* _THE TASK_: The entries below should be transcribed in their entirety, exactly as written.

[START MATERIAL PROVIDED]

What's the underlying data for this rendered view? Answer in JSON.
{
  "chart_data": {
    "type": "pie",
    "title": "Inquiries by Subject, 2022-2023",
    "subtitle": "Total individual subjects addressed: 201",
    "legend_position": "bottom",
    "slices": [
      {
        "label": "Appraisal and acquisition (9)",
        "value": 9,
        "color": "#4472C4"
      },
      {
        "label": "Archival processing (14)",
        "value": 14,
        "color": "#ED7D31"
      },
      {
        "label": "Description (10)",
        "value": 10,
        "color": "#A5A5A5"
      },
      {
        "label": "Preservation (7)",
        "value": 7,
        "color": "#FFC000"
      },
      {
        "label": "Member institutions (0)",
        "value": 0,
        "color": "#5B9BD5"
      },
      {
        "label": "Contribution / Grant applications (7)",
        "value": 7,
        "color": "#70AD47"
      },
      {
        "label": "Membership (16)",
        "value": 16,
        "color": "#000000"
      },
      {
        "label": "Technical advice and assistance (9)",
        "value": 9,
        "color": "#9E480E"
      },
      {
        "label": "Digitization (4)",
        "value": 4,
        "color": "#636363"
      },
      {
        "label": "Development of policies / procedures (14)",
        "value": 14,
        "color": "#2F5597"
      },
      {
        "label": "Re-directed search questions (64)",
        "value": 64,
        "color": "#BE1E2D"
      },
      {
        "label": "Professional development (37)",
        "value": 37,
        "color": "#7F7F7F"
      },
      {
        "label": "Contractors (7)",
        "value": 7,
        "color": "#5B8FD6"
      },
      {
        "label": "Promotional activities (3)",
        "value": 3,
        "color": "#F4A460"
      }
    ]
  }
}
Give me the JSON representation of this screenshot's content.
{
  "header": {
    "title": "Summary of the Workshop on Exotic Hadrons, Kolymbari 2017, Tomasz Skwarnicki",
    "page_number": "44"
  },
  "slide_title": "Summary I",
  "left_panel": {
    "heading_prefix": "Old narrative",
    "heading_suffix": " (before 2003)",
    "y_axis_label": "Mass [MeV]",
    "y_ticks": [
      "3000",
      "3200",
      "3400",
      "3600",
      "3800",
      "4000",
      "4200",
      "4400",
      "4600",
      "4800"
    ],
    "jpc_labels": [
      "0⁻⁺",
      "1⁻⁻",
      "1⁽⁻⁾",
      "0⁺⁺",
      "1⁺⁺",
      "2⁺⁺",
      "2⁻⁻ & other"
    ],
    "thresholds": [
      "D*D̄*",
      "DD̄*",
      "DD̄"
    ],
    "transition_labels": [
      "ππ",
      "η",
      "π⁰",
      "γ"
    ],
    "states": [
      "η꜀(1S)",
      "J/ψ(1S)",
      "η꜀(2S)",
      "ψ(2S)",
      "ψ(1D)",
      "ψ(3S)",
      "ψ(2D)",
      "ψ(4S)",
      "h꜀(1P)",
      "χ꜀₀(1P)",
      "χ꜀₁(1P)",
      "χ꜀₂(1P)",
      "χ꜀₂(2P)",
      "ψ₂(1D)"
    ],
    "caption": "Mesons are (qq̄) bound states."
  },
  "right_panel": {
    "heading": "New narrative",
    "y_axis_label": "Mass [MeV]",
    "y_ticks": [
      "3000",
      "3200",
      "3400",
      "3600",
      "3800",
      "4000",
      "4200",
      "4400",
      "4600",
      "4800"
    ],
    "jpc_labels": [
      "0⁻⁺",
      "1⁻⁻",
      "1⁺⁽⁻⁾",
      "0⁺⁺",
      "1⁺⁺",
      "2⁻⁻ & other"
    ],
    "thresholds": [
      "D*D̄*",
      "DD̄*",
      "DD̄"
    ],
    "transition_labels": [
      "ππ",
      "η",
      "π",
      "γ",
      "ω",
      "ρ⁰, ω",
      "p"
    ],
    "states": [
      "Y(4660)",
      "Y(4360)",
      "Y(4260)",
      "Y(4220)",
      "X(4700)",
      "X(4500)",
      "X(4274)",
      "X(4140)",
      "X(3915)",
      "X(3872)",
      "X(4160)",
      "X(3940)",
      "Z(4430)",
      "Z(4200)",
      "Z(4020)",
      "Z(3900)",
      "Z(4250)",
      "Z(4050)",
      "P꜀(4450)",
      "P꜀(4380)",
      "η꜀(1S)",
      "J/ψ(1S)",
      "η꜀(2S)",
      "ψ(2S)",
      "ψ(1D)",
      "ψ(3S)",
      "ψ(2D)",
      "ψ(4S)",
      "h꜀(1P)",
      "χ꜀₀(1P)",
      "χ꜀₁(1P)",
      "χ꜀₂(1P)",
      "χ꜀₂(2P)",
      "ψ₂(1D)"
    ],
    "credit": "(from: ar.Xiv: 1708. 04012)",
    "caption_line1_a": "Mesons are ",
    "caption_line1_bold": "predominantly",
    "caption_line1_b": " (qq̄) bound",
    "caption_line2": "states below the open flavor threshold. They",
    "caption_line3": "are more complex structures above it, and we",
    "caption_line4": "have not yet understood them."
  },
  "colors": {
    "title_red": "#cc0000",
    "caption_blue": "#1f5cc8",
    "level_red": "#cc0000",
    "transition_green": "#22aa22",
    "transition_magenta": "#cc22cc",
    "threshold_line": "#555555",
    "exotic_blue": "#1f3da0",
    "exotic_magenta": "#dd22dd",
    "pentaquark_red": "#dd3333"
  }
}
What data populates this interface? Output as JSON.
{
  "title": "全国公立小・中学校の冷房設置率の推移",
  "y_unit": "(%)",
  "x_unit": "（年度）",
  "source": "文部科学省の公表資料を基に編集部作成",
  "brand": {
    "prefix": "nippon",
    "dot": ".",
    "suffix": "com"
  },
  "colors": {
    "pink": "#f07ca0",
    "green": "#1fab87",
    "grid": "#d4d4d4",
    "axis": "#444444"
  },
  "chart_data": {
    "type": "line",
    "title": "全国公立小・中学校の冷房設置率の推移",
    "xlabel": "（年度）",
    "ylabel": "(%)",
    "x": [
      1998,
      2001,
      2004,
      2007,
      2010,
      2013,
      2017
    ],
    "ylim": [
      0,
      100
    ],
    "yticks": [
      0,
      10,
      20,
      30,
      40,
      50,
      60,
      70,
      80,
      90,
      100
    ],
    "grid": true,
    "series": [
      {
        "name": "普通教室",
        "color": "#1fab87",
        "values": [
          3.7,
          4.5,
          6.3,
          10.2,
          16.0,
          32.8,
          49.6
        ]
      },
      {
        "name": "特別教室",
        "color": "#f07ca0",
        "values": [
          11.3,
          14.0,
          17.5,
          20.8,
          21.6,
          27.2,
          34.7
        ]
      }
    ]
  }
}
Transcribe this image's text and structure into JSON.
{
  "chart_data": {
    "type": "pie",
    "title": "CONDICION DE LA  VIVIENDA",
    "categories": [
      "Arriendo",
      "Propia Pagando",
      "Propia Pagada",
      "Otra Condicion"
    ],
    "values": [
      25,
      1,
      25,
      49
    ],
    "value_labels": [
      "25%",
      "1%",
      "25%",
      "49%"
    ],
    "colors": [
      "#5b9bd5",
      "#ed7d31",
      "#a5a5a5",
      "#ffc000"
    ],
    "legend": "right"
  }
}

[END MATERIAL PROVIDED]

* _SOLUTION TO THIS EXERCISE_:
What's the underlying data for this rendered view? Answer in JSON.
{
  "chart_data": {
    "type": "pie",
    "title": "Inquiries by Subject, 2022-2023",
    "subtitle": "Total individual subjects addressed: 201",
    "legend_position": "bottom",
    "slices": [
      {
        "label": "Appraisal and acquisition (9)",
        "value": 9,
        "color": "#4472C4"
      },
      {
        "label": "Archival processing (14)",
        "value": 14,
        "color": "#ED7D31"
      },
      {
        "label": "Description (10)",
        "value": 10,
        "color": "#A5A5A5"
      },
      {
        "label": "Preservation (7)",
        "value": 7,
        "color": "#FFC000"
      },
      {
        "label": "Member institutions (0)",
        "value": 0,
        "color": "#5B9BD5"
      },
      {
        "label": "Contribution / Grant applications (7)",
        "value": 7,
        "color": "#70AD47"
      },
      {
        "label": "Membership (16)",
        "value": 16,
        "color": "#000000"
      },
      {
        "label": "Technical advice and assistance (9)",
        "value": 9,
        "color": "#9E480E"
      },
      {
        "label": "Digitization (4)",
        "value": 4,
        "color": "#636363"
      },
      {
        "label": "Development of policies / procedures (14)",
        "value": 14,
        "color": "#2F5597"
      },
      {
        "label": "Re-directed search questions (64)",
        "value": 64,
        "color": "#BE1E2D"
      },
      {
        "label": "Professional development (37)",
        "value": 37,
        "color": "#7F7F7F"
      },
      {
        "label": "Contractors (7)",
        "value": 7,
        "color": "#5B8FD6"
      },
      {
        "label": "Promotional activities (3)",
        "value": 3,
        "color": "#F4A460"
      }
    ]
  }
}
Give me the JSON representation of this screenshot's content.
{
  "header": {
    "title": "Summary of the Workshop on Exotic Hadrons, Kolymbari 2017, Tomasz Skwarnicki",
    "page_number": "44"
  },
  "slide_title": "Summary I",
  "left_panel": {
    "heading_prefix": "Old narrative",
    "heading_suffix": " (before 2003)",
    "y_axis_label": "Mass [MeV]",
    "y_ticks": [
      "3000",
      "3200",
      "3400",
      "3600",
      "3800",
      "4000",
      "4200",
      "4400",
      "4600",
      "4800"
    ],
    "jpc_labels": [
      "0⁻⁺",
      "1⁻⁻",
      "1⁽⁻⁾",
      "0⁺⁺",
      "1⁺⁺",
      "2⁺⁺",
      "2⁻⁻ & other"
    ],
    "thresholds": [
      "D*D̄*",
      "DD̄*",
      "DD̄"
    ],
    "transition_labels": [
      "ππ",
      "η",
      "π⁰",
      "γ"
    ],
    "states": [
      "η꜀(1S)",
      "J/ψ(1S)",
      "η꜀(2S)",
      "ψ(2S)",
      "ψ(1D)",
      "ψ(3S)",
      "ψ(2D)",
      "ψ(4S)",
      "h꜀(1P)",
      "χ꜀₀(1P)",
      "χ꜀₁(1P)",
      "χ꜀₂(1P)",
      "χ꜀₂(2P)",
      "ψ₂(1D)"
    ],
    "caption": "Mesons are (qq̄) bound states."
  },
  "right_panel": {
    "heading": "New narrative",
    "y_axis_label": "Mass [MeV]",
    "y_ticks": [
      "3000",
      "3200",
      "3400",
      "3600",
      "3800",
      "4000",
      "4200",
      "4400",
      "4600",
      "4800"
    ],
    "jpc_labels": [
      "0⁻⁺",
      "1⁻⁻",
      "1⁺⁽⁻⁾",
      "0⁺⁺",
      "1⁺⁺",
      "2⁻⁻ & other"
    ],
    "thresholds": [
      "D*D̄*",
      "DD̄*",
      "DD̄"
    ],
    "transition_labels": [
      "ππ",
      "η",
      "π",
      "γ",
      "ω",
      "ρ⁰, ω",
      "p"
    ],
    "states": [
      "Y(4660)",
      "Y(4360)",
      "Y(4260)",
      "Y(4220)",
      "X(4700)",
      "X(4500)",
      "X(4274)",
      "X(4140)",
      "X(3915)",
      "X(3872)",
      "X(4160)",
      "X(3940)",
      "Z(4430)",
      "Z(4200)",
      "Z(4020)",
      "Z(3900)",
      "Z(4250)",
      "Z(4050)",
      "P꜀(4450)",
      "P꜀(4380)",
      "η꜀(1S)",
      "J/ψ(1S)",
      "η꜀(2S)",
      "ψ(2S)",
      "ψ(1D)",
      "ψ(3S)",
      "ψ(2D)",
      "ψ(4S)",
      "h꜀(1P)",
      "χ꜀₀(1P)",
      "χ꜀₁(1P)",
      "χ꜀₂(1P)",
      "χ꜀₂(2P)",
      "ψ₂(1D)"
    ],
    "credit": "(from: ar.Xiv: 1708. 04012)",
    "caption_line1_a": "Mesons are ",
    "caption_line1_bold": "predominantly",
    "caption_line1_b": " (qq̄) bound",
    "caption_line2": "states below the open flavor threshold. They",
    "caption_line3": "are more complex structures above it, and we",
    "caption_line4": "have not yet understood them."
  },
  "colors": {
    "title_red": "#cc0000",
    "caption_blue": "#1f5cc8",
    "level_red": "#cc0000",
    "transition_green": "#22aa22",
    "transition_magenta": "#cc22cc",
    "threshold_line": "#555555",
    "exotic_blue": "#1f3da0",
    "exotic_magenta": "#dd22dd",
    "pentaquark_red": "#dd3333"
  }
}
What data populates this interface? Output as JSON.
{
  "title": "全国公立小・中学校の冷房設置率の推移",
  "y_unit": "(%)",
  "x_unit": "（年度）",
  "source": "文部科学省の公表資料を基に編集部作成",
  "brand": {
    "prefix": "nippon",
    "dot": ".",
    "suffix": "com"
  },
  "colors": {
    "pink": "#f07ca0",
    "green": "#1fab87",
    "grid": "#d4d4d4",
    "axis": "#444444"
  },
  "chart_data": {
    "type": "line",
    "title": "全国公立小・中学校の冷房設置率の推移",
    "xlabel": "（年度）",
    "ylabel": "(%)",
    "x": [
      1998,
      2001,
      2004,
      2007,
      2010,
      2013,
      2017
    ],
    "ylim": [
      0,
      100
    ],
    "yticks": [
      0,
      10,
      20,
      30,
      40,
      50,
      60,
      70,
      80,
      90,
      100
    ],
    "grid": true,
    "series": [
      {
        "name": "普通教室",
        "color": "#1fab87",
        "values": [
          3.7,
          4.5,
          6.3,
          10.2,
          16.0,
          32.8,
          49.6
        ]
      },
      {
        "name": "特別教室",
        "color": "#f07ca0",
        "values": [
          11.3,
          14.0,
          17.5,
          20.8,
          21.6,
          27.2,
          34.7
        ]
      }
    ]
  }
}
Transcribe this image's text and structure into JSON.
{
  "chart_data": {
    "type": "pie",
    "title": "CONDICION DE LA  VIVIENDA",
    "categories": [
      "Arriendo",
      "Propia Pagando",
      "Propia Pagada",
      "Otra Condicion"
    ],
    "values": [
      25,
      1,
      25,
      49
    ],
    "value_labels": [
      "25%",
      "1%",
      "25%",
      "49%"
    ],
    "colors": [
      "#5b9bd5",
      "#ed7d31",
      "#a5a5a5",
      "#ffc000"
    ],
    "legend": "right"
  }
}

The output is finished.